WORK TO BE COMPLETED>
Copy each of the entries below faithfully, setting aside any pictures.

DATA RECORDS>
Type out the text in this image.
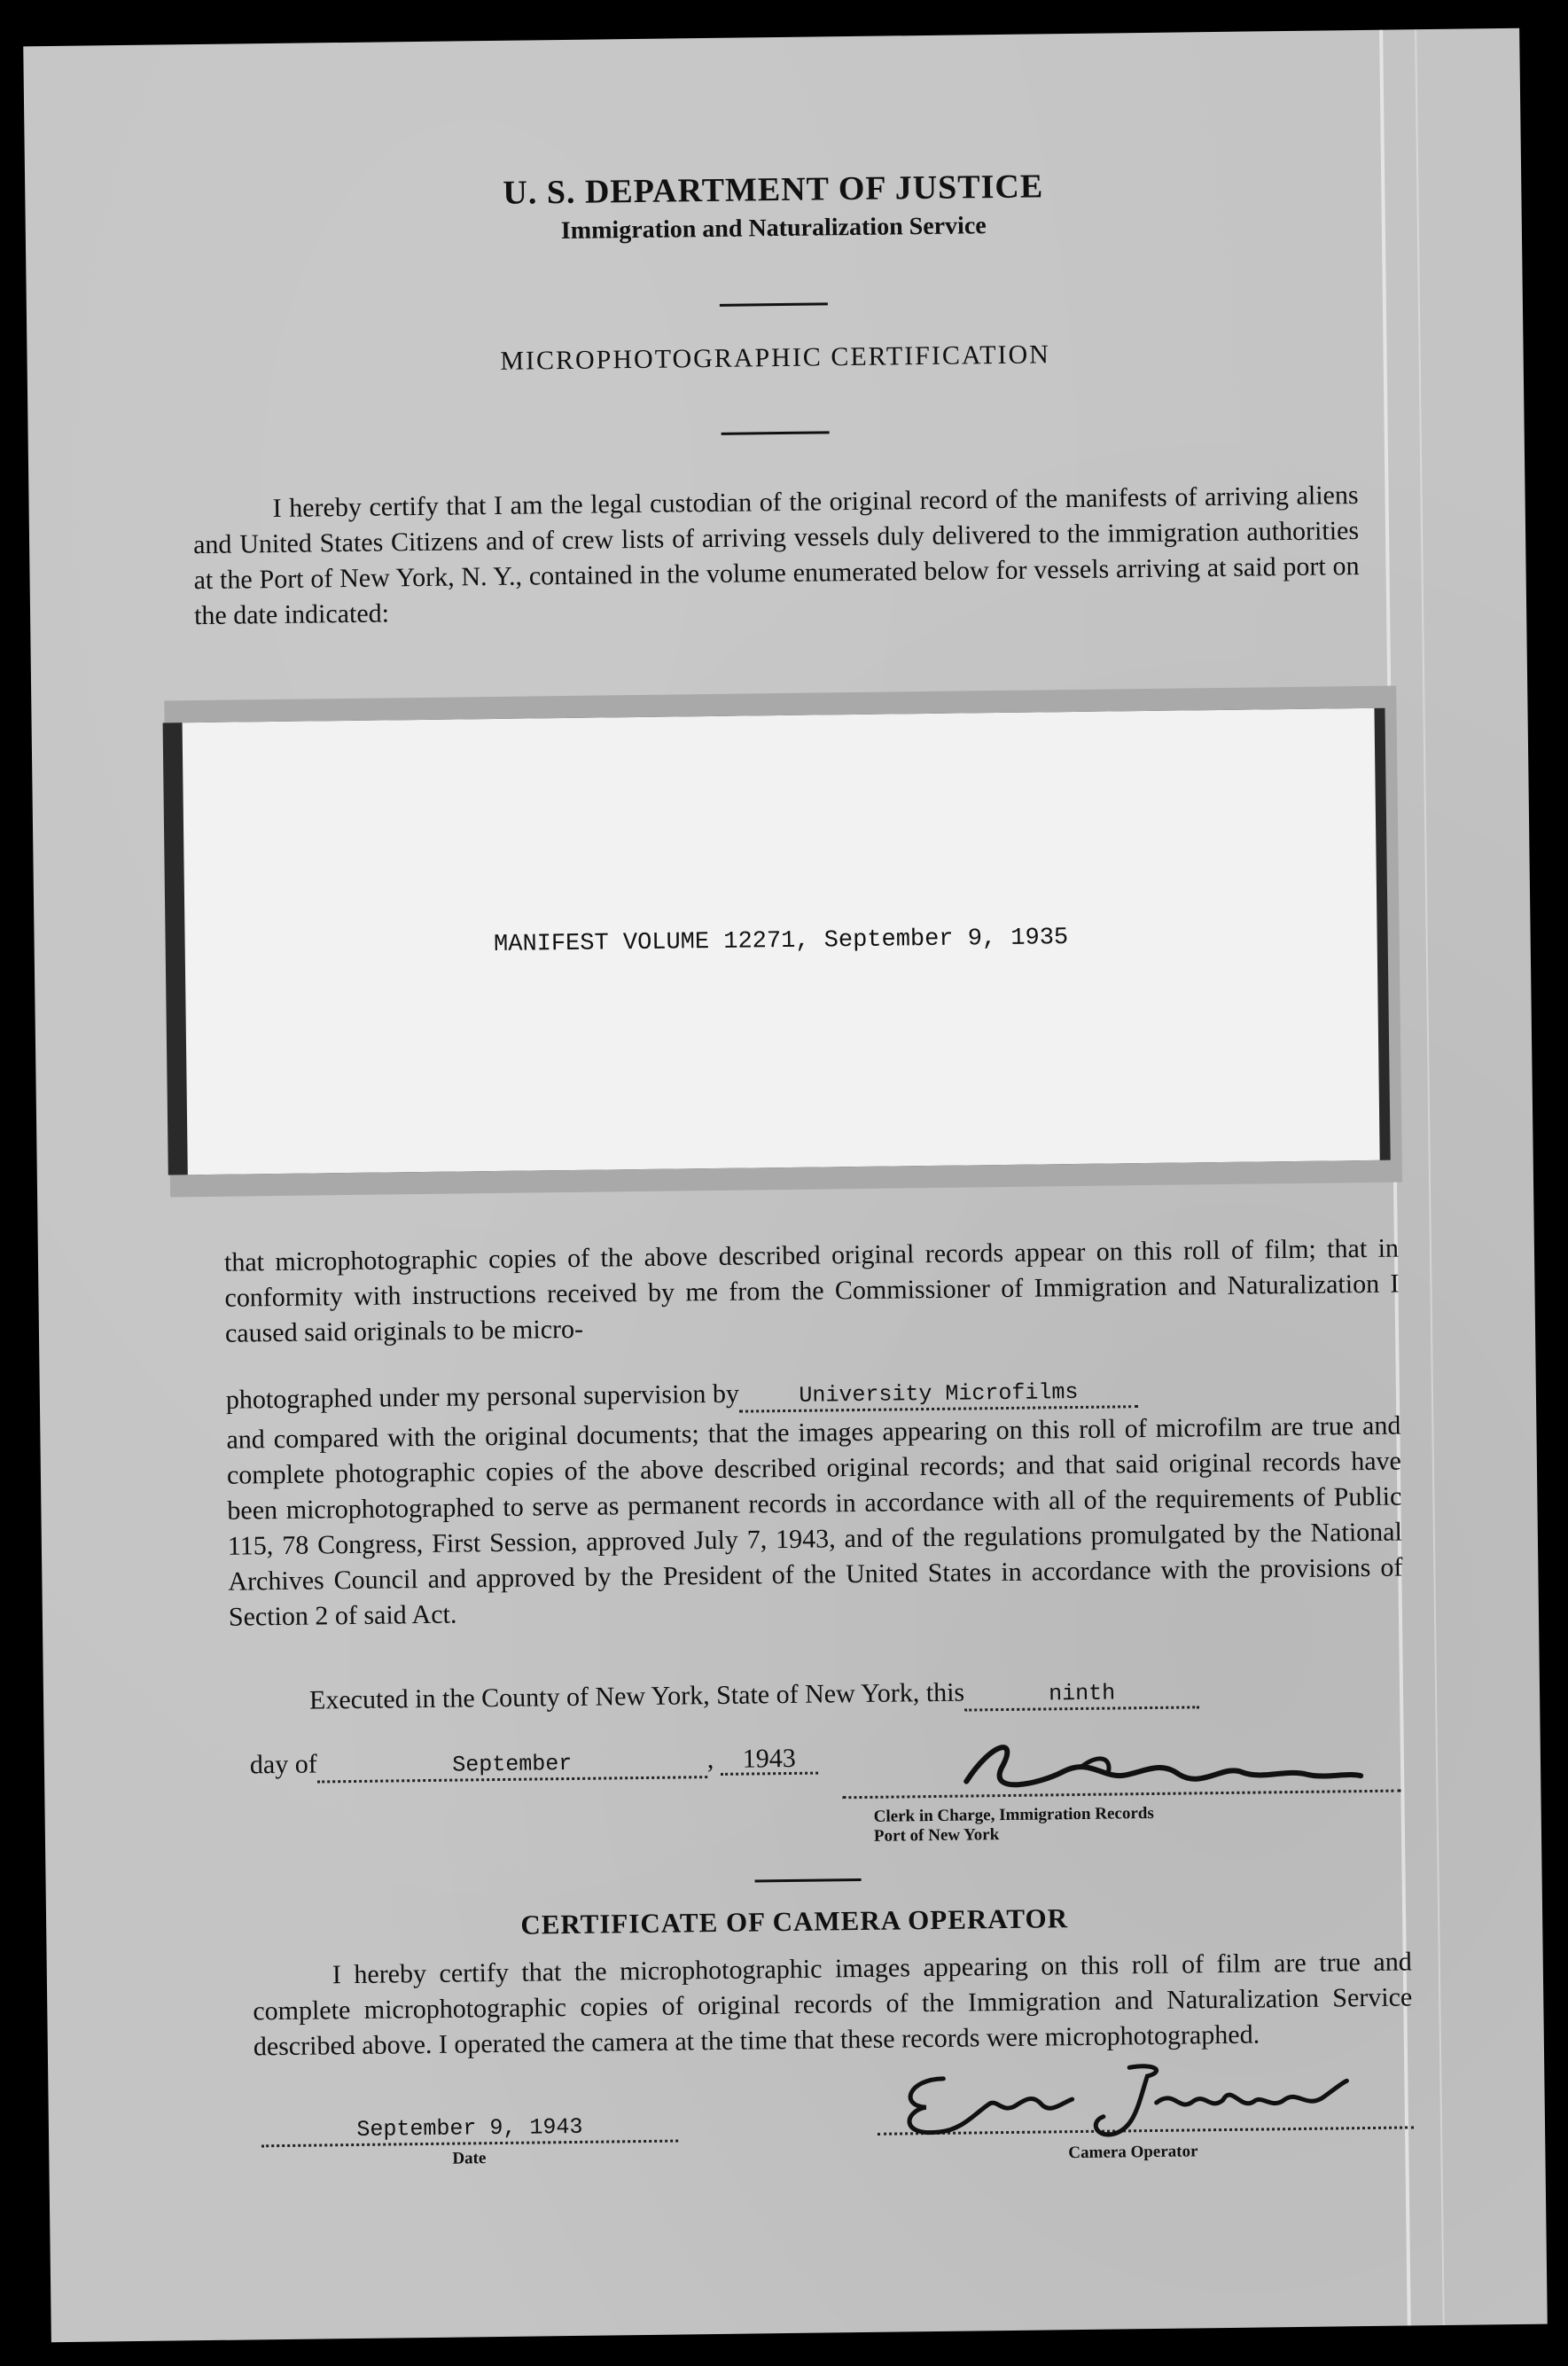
U. S. DEPARTMENT OF JUSTICE
Immigration and Naturalization Service
MICROPHOTOGRAPHIC CERTIFICATION

I hereby certify that I am the legal custodian of the original record of the manifests of arriving aliens and United States Citizens and of crew lists of arriving vessels duly delivered to the immigration authorities at the Port of New York, N. Y., contained in the volume enumerated below for vessels arriving at said port on the date indicated:

MANIFEST VOLUME 12271, September 9, 1935

that microphotographic copies of the above described original records appear on this roll of film; that in conformity with instructions received by me from the Commissioner of Immigration and Naturalization I caused said originals to be micro-

photographed under my personal supervision by	University Microfilms

and compared with the original documents; that the images appearing on this roll of microfilm are true and complete photographic copies of the above described original records; and that said original records have been microphotographed to serve as permanent records in accordance with all of the requirements of Public 115, 78 Congress, First Session, approved July 7, 1943, and of the regulations promulgated by the National Archives Council and approved by the President of the United States in accordance with the provisions of Section 2 of said Act.

Executed in the County of New York, State of New York, this	ninth
day of	September	, 1943
Clerk in Charge, Immigration Records
Port of New York
CERTIFICATE OF CAMERA OPERATOR

I hereby certify that the microphotographic images appearing on this roll of film are true and complete microphotographic copies of original records of the Immigration and Naturalization Service described above. I operated the camera at the time that these records were microphotographed.

September 9, 1943
Date	Camera Operator
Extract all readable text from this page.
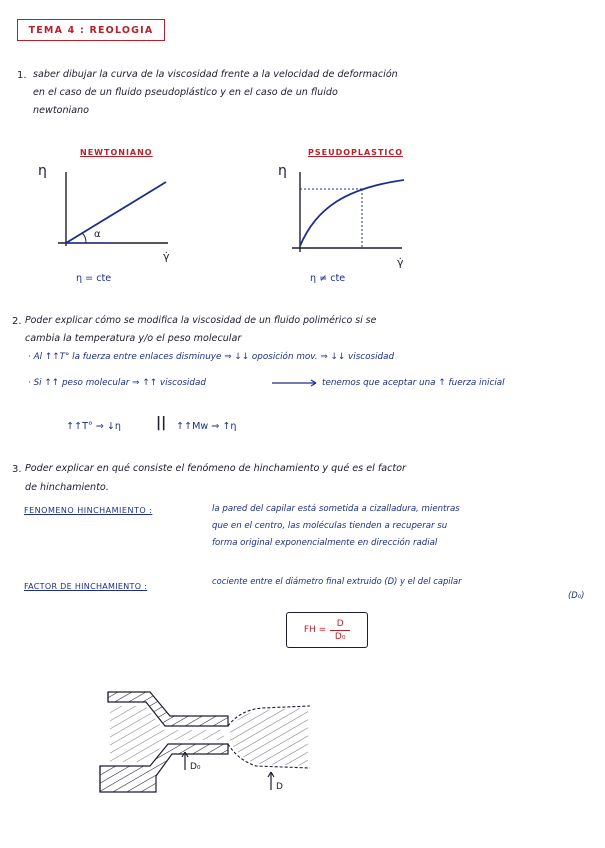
TEMA 4 : REOLOGIA
1. saber dibujar la curva de la viscosidad frente a la velocidad de deformación
en el caso de un fluido pseudoplástico y en el caso de un fluido
newtoniano
NEWTONIANO
η
α
γ̇
η = cte
PSEUDOPLASTICO
η
γ̇
η ≠ cte
2. Poder explicar cómo se modifica la viscosidad de un fluido polimérico si se
cambia la temperatura y/o el peso molecular
· Al ↑↑T° la fuerza entre enlaces disminuye ⇒ ↓↓ oposición mov. ⇒ ↓↓ viscosidad
· Si ↑↑ peso molecular ⇒ ↑↑ viscosidad	tenemos que aceptar una ↑ fuerza inicial
↑↑T° ⇒ ↓η	|| ↑↑Mw ⇒ ↑η
3. Poder explicar en qué consiste el fenómeno de hinchamiento y qué es el factor
de hinchamiento.
FENOMENO HINCHAMIENTO :	la pared del capilar está sometida a cizalladura, mientras
que en el centro, las moléculas tienden a recuperar su
forma original exponencialmente en dirección radial
FACTOR DE HINCHAMIENTO :
cociente entre el diámetro final extruido (D) y el del capilar
(D₀)
FH = $\frac{D}{\text{D₀}}$
D₀
D
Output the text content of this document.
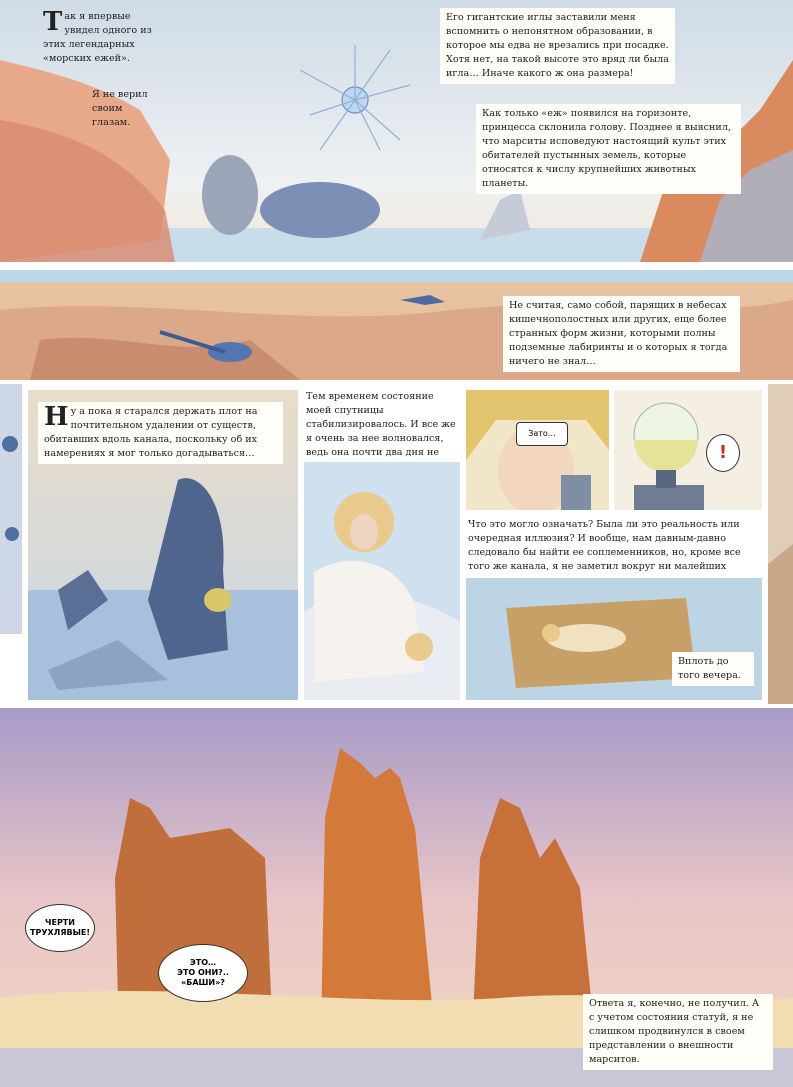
Так я впервые увидел одного из этих легендарных «морских ежей».
Я не верил своим глазам.
Его гигантские иглы заставили меня вспомнить о непонятном образовании, в которое мы едва не врезались при посадке. Хотя нет, на такой высоте это вряд ли была игла… Иначе какого ж она размера!
Как только «еж» появился на горизонте, принцесса склонила голову. Позднее я выяснил, что марситы исповедуют настоящий культ этих обитателей пустынных земель, которые относятся к числу крупнейших животных планеты.
Не считая, само собой, парящих в небесах кишечнополостных или других, еще более странных форм жизни, которыми полны подземные лабиринты и о которых я тогда ничего не знал…
Ну а пока я старался держать плот на почтительном удалении от существ, обитавших вдоль канала, поскольку об их намерениях я мог только догадываться…
Тем временем состояние моей спутницы стабилизировалось. И все же я очень за нее волновался, ведь она почти два дня не
Зато…
!
Что это могло означать? Была ли это реальность или очередная иллюзия? И вообще, нам давным-давно следовало бы найти ее соплеменников, но, кроме все того же канала, я не заметил вокруг ни малейших
Вплоть до того вечера.
ЧЕРТИ
ТРУХЛЯВЫЕ!
ЭТО…
ЭТО ОНИ?..
«БАШИ»?
Ответа я, конечно, не получил. А с учетом состояния статуй, я не слишком продвинулся в своем представлении о внешности марситов.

THE OUTPUT>
Type out the text in this image.
U. S. DEPARTMENT OF JUSTICE
Immigration and Naturalization Service
MICROPHOTOGRAPHIC CERTIFICATION

I hereby certify that I am the legal custodian of the original record of the manifests of arriving aliens and United States Citizens and of crew lists of arriving vessels duly delivered to the immigration authorities at the Port of New York, N. Y., contained in the volume enumerated below for vessels arriving at said port on the date indicated:

MANIFEST VOLUME 12271, September 9, 1935

that microphotographic copies of the above described original records appear on this roll of film; that in conformity with instructions received by me from the Commissioner of Immigration and Naturalization I caused said originals to be micro-

photographed under my personal supervision by	University Microfilms

and compared with the original documents; that the images appearing on this roll of microfilm are true and complete photographic copies of the above described original records; and that said original records have been microphotographed to serve as permanent records in accordance with all of the requirements of Public 115, 78 Congress, First Session, approved July 7, 1943, and of the regulations promulgated by the National Archives Council and approved by the President of the United States in accordance with the provisions of Section 2 of said Act.

Executed in the County of New York, State of New York, this	ninth
day of	September	, 1943
Clerk in Charge, Immigration Records
Port of New York
CERTIFICATE OF CAMERA OPERATOR

I hereby certify that the microphotographic images appearing on this roll of film are true and complete microphotographic copies of original records of the Immigration and Naturalization Service described above. I operated the camera at the time that these records were microphotographed.

September 9, 1943
Date	Camera Operator
Extract all readable text from this page.
TEMA 4 : REOLOGIA
1. saber dibujar la curva de la viscosidad frente a la velocidad de deformación
en el caso de un fluido pseudoplástico y en el caso de un fluido
newtoniano
NEWTONIANO
η
α
γ̇
η = cte
PSEUDOPLASTICO
η
γ̇
η ≠ cte
2. Poder explicar cómo se modifica la viscosidad de un fluido polimérico si se
cambia la temperatura y/o el peso molecular
· Al ↑↑T° la fuerza entre enlaces disminuye ⇒ ↓↓ oposición mov. ⇒ ↓↓ viscosidad
· Si ↑↑ peso molecular ⇒ ↑↑ viscosidad	tenemos que aceptar una ↑ fuerza inicial
↑↑T° ⇒ ↓η	|| ↑↑Mw ⇒ ↑η
3. Poder explicar en qué consiste el fenómeno de hinchamiento y qué es el factor
de hinchamiento.
FENOMENO HINCHAMIENTO :	la pared del capilar está sometida a cizalladura, mientras
que en el centro, las moléculas tienden a recuperar su
forma original exponencialmente en dirección radial
FACTOR DE HINCHAMIENTO :
cociente entre el diámetro final extruido (D) y el del capilar
(D₀)
FH = $\frac{D}{\text{D₀}}$
D₀
D
Output the text content of this document.
Так я впервые увидел одного из этих легендарных «морских ежей».
Я не верил своим глазам.
Его гигантские иглы заставили меня вспомнить о непонятном образовании, в которое мы едва не врезались при посадке. Хотя нет, на такой высоте это вряд ли была игла… Иначе какого ж она размера!
Как только «еж» появился на горизонте, принцесса склонила голову. Позднее я выяснил, что марситы исповедуют настоящий культ этих обитателей пустынных земель, которые относятся к числу крупнейших животных планеты.
Не считая, само собой, парящих в небесах кишечнополостных или других, еще более странных форм жизни, которыми полны подземные лабиринты и о которых я тогда ничего не знал…
Ну а пока я старался держать плот на почтительном удалении от существ, обитавших вдоль канала, поскольку об их намерениях я мог только догадываться…
Тем временем состояние моей спутницы стабилизировалось. И все же я очень за нее волновался, ведь она почти два дня не
Зато…
!
Что это могло означать? Была ли это реальность или очередная иллюзия? И вообще, нам давным-давно следовало бы найти ее соплеменников, но, кроме все того же канала, я не заметил вокруг ни малейших
Вплоть до того вечера.
ЧЕРТИ
ТРУХЛЯВЫЕ!
ЭТО…
ЭТО ОНИ?..
«БАШИ»?
Ответа я, конечно, не получил. А с учетом состояния статуй, я не слишком продвинулся в своем представлении о внешности марситов.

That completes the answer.